WHAT TO WORK ON – Copy out the text on Big Data and Web analytics word for word, from "A week ago, I" up to and including "null and void.".

TEXT PASSAGE –
Performing analytics on clickstream and log file data are canonical examples of Big Data in action; they represent a sweet spot for the technology. Hadoop is also a canonical example of Big Data in action and, more and more, Hadoop and Big Data are taken as synonymous. But from recent discussions with Web analytics stalwart Webtrends and log file analytics startup Loggly, I’ve come to learn that these core Big Data scenarios do not always mesh well with Big Data's best known technology.
A week ago, I talked to the CEOs of both companies, Alex Yoder of Webtrends and newly-appointed Charlie Oppenheimer of Loggly, in separate interviews on the same day. The interviews were eye-opening and, for me, rendered certain assumed norms of Big Data null and void.
Webtrends: still data-crazy after all these years
Webtrends has been in the Web analytics game since 1993, essentially since the consumer Web began. Webtrends does leverage contemporary Big Data technology; but it also uses other technologies that the company claims provide even better scale, and it invests in new technologies constantly. The company employs a number of PhDs and core mathematicians and has tripled its data science staff in last year.

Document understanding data
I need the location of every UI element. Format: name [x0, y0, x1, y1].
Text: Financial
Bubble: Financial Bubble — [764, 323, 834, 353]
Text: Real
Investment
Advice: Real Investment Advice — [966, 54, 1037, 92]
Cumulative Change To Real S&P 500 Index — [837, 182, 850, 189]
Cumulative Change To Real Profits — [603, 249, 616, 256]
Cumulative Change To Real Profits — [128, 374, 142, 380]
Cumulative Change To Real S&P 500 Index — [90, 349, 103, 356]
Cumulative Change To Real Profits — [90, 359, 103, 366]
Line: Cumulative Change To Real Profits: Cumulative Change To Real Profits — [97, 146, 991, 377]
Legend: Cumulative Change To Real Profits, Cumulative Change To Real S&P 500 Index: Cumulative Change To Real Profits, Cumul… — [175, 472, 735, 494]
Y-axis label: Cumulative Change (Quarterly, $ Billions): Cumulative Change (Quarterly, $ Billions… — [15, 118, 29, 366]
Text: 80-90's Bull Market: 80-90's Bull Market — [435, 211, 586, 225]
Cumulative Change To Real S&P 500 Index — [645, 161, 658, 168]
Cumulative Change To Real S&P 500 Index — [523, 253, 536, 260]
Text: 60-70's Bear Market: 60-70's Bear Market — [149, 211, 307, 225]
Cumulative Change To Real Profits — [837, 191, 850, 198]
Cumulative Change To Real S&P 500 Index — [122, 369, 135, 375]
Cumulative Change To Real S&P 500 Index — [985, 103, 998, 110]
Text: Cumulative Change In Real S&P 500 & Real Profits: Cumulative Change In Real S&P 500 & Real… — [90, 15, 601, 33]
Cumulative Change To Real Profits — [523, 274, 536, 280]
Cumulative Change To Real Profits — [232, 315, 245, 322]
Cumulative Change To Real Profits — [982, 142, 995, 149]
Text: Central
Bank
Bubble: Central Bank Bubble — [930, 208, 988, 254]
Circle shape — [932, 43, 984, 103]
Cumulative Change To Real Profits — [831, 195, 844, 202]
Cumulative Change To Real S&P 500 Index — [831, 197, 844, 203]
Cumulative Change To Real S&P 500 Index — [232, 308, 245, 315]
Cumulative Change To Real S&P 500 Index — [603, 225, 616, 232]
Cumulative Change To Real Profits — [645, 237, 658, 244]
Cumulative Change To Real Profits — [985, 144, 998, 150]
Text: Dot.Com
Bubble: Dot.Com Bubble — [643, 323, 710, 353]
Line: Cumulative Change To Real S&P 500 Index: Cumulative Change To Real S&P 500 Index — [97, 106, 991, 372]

FINISHED TASK –
A week ago, I talked to the CEOs of both companies, Alex Yoder of Webtrends and newly-appointed Charlie Oppenheimer of Loggly, in separate interviews on the same day. The interviews were eye-opening and, for me, rendered certain assumed norms of Big Data null and void.